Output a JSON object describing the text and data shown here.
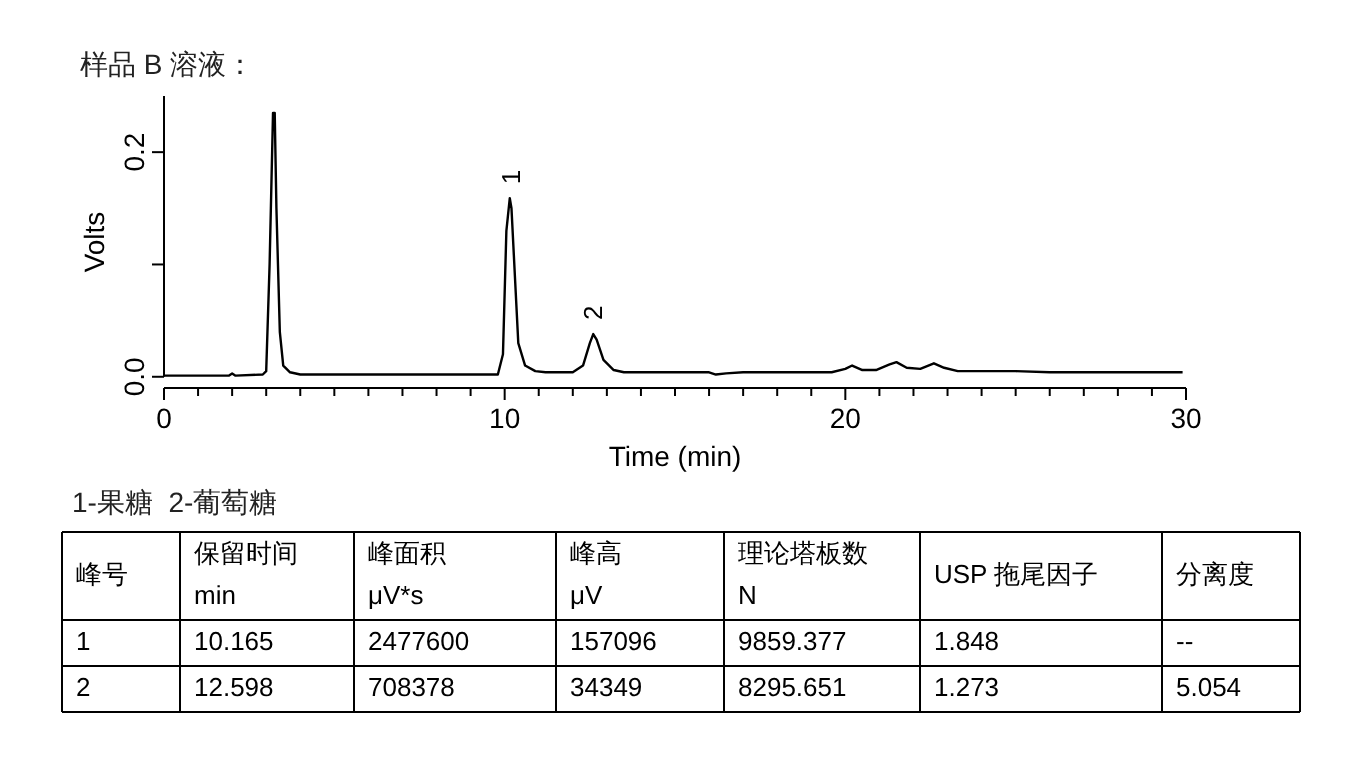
{
  "chart_data": {
    "type": "line",
    "title": "样品 B 溶液：",
    "xlabel": "Time (min)",
    "ylabel": "Volts",
    "series": [
      {
        "color": "#000000",
        "x": [
          0,
          1.9,
          2.0,
          2.1,
          2.9,
          3.0,
          3.1,
          3.2,
          3.25,
          3.3,
          3.4,
          3.5,
          3.7,
          4.0,
          9.8,
          9.95,
          10.05,
          10.15,
          10.2,
          10.3,
          10.4,
          10.6,
          10.9,
          11.2,
          12.0,
          12.3,
          12.5,
          12.6,
          12.7,
          12.9,
          13.2,
          13.5,
          16.0,
          16.2,
          16.5,
          17.0,
          19.6,
          20.0,
          20.2,
          20.5,
          20.9,
          21.3,
          21.5,
          21.8,
          22.2,
          22.6,
          22.9,
          23.3,
          25.0,
          26.0,
          27.0,
          28.0,
          29.9
        ],
        "values": [
          0.001,
          0.001,
          0.003,
          0.001,
          0.002,
          0.005,
          0.1,
          0.235,
          0.235,
          0.15,
          0.04,
          0.01,
          0.004,
          0.002,
          0.002,
          0.02,
          0.13,
          0.159,
          0.15,
          0.09,
          0.03,
          0.01,
          0.005,
          0.004,
          0.004,
          0.01,
          0.03,
          0.038,
          0.033,
          0.015,
          0.006,
          0.004,
          0.004,
          0.002,
          0.003,
          0.004,
          0.004,
          0.007,
          0.01,
          0.006,
          0.006,
          0.011,
          0.013,
          0.008,
          0.007,
          0.012,
          0.008,
          0.005,
          0.005,
          0.004,
          0.004,
          0.004,
          0.004
        ]
      }
    ],
    "xlim": [
      0,
      30
    ],
    "ylim": [
      -0.01,
      0.25
    ],
    "xticks": [
      0,
      {
        "value": 1,
        "label": null
      },
      {
        "value": 2,
        "label": null
      },
      {
        "value": 3,
        "label": null
      },
      {
        "value": 4,
        "label": null
      },
      {
        "value": 5,
        "label": null
      },
      {
        "value": 6,
        "label": null
      },
      {
        "value": 7,
        "label": null
      },
      {
        "value": 8,
        "label": null
      },
      {
        "value": 9,
        "label": null
      },
      10,
      {
        "value": 11,
        "label": null
      },
      {
        "value": 12,
        "label": null
      },
      {
        "value": 13,
        "label": null
      },
      {
        "value": 14,
        "label": null
      },
      {
        "value": 15,
        "label": null
      },
      {
        "value": 16,
        "label": null
      },
      {
        "value": 17,
        "label": null
      },
      {
        "value": 18,
        "label": null
      },
      {
        "value": 19,
        "label": null
      },
      20,
      {
        "value": 21,
        "label": null
      },
      {
        "value": 22,
        "label": null
      },
      {
        "value": 23,
        "label": null
      },
      {
        "value": 24,
        "label": null
      },
      {
        "value": 25,
        "label": null
      },
      {
        "value": 26,
        "label": null
      },
      {
        "value": 27,
        "label": null
      },
      {
        "value": 28,
        "label": null
      },
      {
        "value": 29,
        "label": null
      },
      30
    ],
    "yticks": [
      {
        "value": 0,
        "label": "0.0"
      },
      {
        "value": 0.1,
        "label": null
      },
      {
        "value": 0.2,
        "label": "0.2"
      }
    ],
    "grid": false,
    "annotations": [
      {
        "text": "1",
        "x": 10.2,
        "y": 0.159
      },
      {
        "text": "2",
        "x": 12.6,
        "y": 0.038
      },
      "1-果糖  2-葡萄糖",
      "峰号",
      "保留时间\nmin",
      "峰面积\nμV*s",
      "峰高\nμV",
      "理论塔板数\nN",
      "USP 拖尾因子",
      "分离度",
      "1",
      "10.165",
      "2477600",
      "157096",
      "9859.377",
      "1.848",
      "--",
      "2",
      "12.598",
      "708378",
      "34349",
      "8295.651",
      "1.273",
      "5.054"
    ]
  }
}
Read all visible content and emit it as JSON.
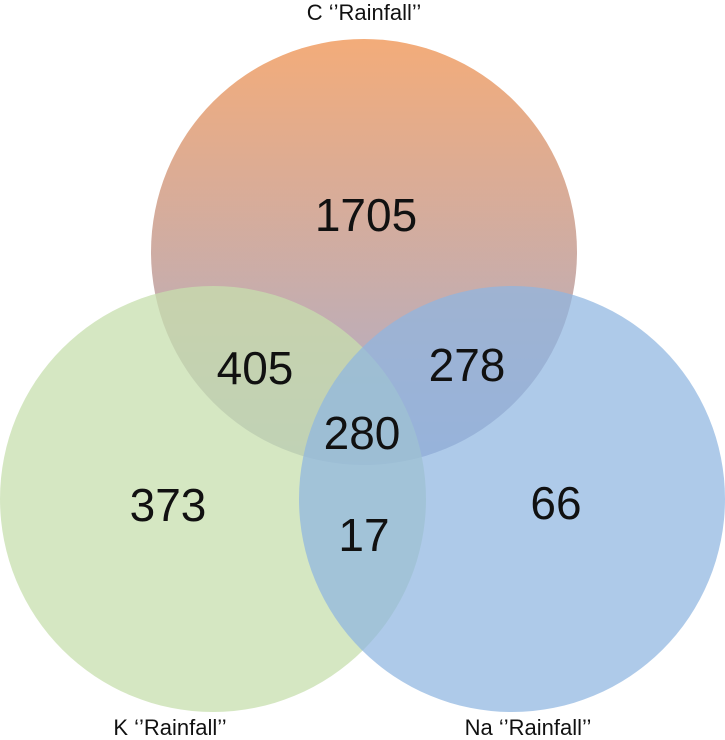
{
  "diagram": {
    "type": "venn",
    "sets": [
      {
        "id": "C",
        "label": "C ‘’Rainfall’’",
        "color_top": "#f2a56e",
        "color_bottom": "#a3a6c9"
      },
      {
        "id": "K",
        "label": "K ‘’Rainfall’’",
        "color": "#cfe3b6"
      },
      {
        "id": "Na",
        "label": "Na ‘’Rainfall’’",
        "color": "#9dbfe3"
      }
    ],
    "regions": {
      "C_only": "1705",
      "K_only": "373",
      "Na_only": "66",
      "C_K": "405",
      "C_Na": "278",
      "K_Na": "17",
      "C_K_Na": "280"
    }
  }
}
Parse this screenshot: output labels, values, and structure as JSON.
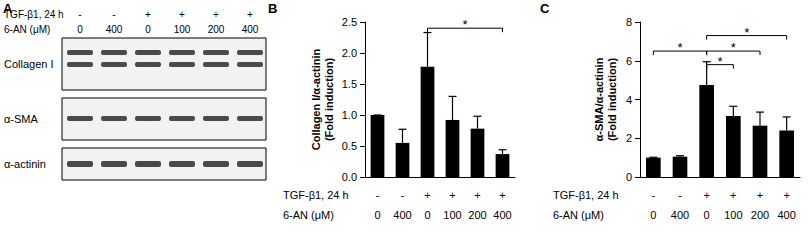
{
  "blot": {
    "label": "A",
    "rows": [
      {
        "label": "TGF-β1, 24 h",
        "values": [
          "-",
          "-",
          "+",
          "+",
          "+",
          "+"
        ]
      },
      {
        "label": "6-AN (μM)",
        "values": [
          0,
          400,
          0,
          100,
          200,
          400
        ]
      }
    ],
    "bands": [
      "Collagen I",
      "α-SMA",
      "α-actinin"
    ]
  },
  "chart_data": [
    {
      "panel": "B",
      "type": "bar",
      "ylabel": "Collagen I/α-actinin\n(Fold induction)",
      "x_rows": [
        {
          "label": "TGF-β1, 24 h",
          "values": [
            "-",
            "-",
            "+",
            "+",
            "+",
            "+"
          ]
        },
        {
          "label": "6-AN (μM)",
          "values": [
            0,
            400,
            0,
            100,
            200,
            400
          ]
        }
      ],
      "values": [
        1.0,
        0.55,
        1.78,
        0.92,
        0.78,
        0.37
      ],
      "errors": [
        0,
        0.22,
        0.55,
        0.38,
        0.2,
        0.07
      ],
      "color": "#000000",
      "ylim": [
        0,
        2.5
      ],
      "yticks": [
        {
          "value": 0,
          "label": "0.0"
        },
        {
          "value": 0.5,
          "label": "0.5"
        },
        {
          "value": 1,
          "label": "1.0"
        },
        {
          "value": 1.5,
          "label": "1.5"
        },
        {
          "value": 2,
          "label": "2.0"
        },
        {
          "value": 2.5,
          "label": "2.5"
        }
      ],
      "significance": [
        {
          "from": 2,
          "to": 5,
          "y": 2.4,
          "label": "*"
        }
      ],
      "grid": false
    },
    {
      "panel": "C",
      "type": "bar",
      "ylabel": "α-SMA/α-actinin\n(Fold induction)",
      "x_rows": [
        {
          "label": "TGF-β1, 24 h",
          "values": [
            "-",
            "-",
            "+",
            "+",
            "+",
            "+"
          ]
        },
        {
          "label": "6-AN (μM)",
          "values": [
            0,
            400,
            0,
            100,
            200,
            400
          ]
        }
      ],
      "values": [
        1.0,
        1.05,
        4.75,
        3.15,
        2.65,
        2.4
      ],
      "errors": [
        0.02,
        0.05,
        1.2,
        0.5,
        0.7,
        0.7
      ],
      "color": "#000000",
      "ylim": [
        0,
        8
      ],
      "yticks": [
        0,
        2,
        4,
        6,
        8
      ],
      "significance": [
        {
          "from": 0,
          "to": 2,
          "y": 6.5,
          "label": "*"
        },
        {
          "from": 2,
          "to": 5,
          "y": 7.3,
          "label": "*"
        },
        {
          "from": 2,
          "to": 4,
          "y": 6.5,
          "label": "*"
        },
        {
          "from": 2,
          "to": 3,
          "y": 5.8,
          "label": "*"
        }
      ],
      "grid": false
    }
  ]
}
◆ ◆ ◆ ◆
Written instruction ▸ Copy all lines in the listing above where the string "induction" appears.

Exercise solution ▸
      "ylabel": "Collagen I/α-actinin\n(Fold induction)",
      "ylabel": "α-SMA/α-actinin\n(Fold induction)",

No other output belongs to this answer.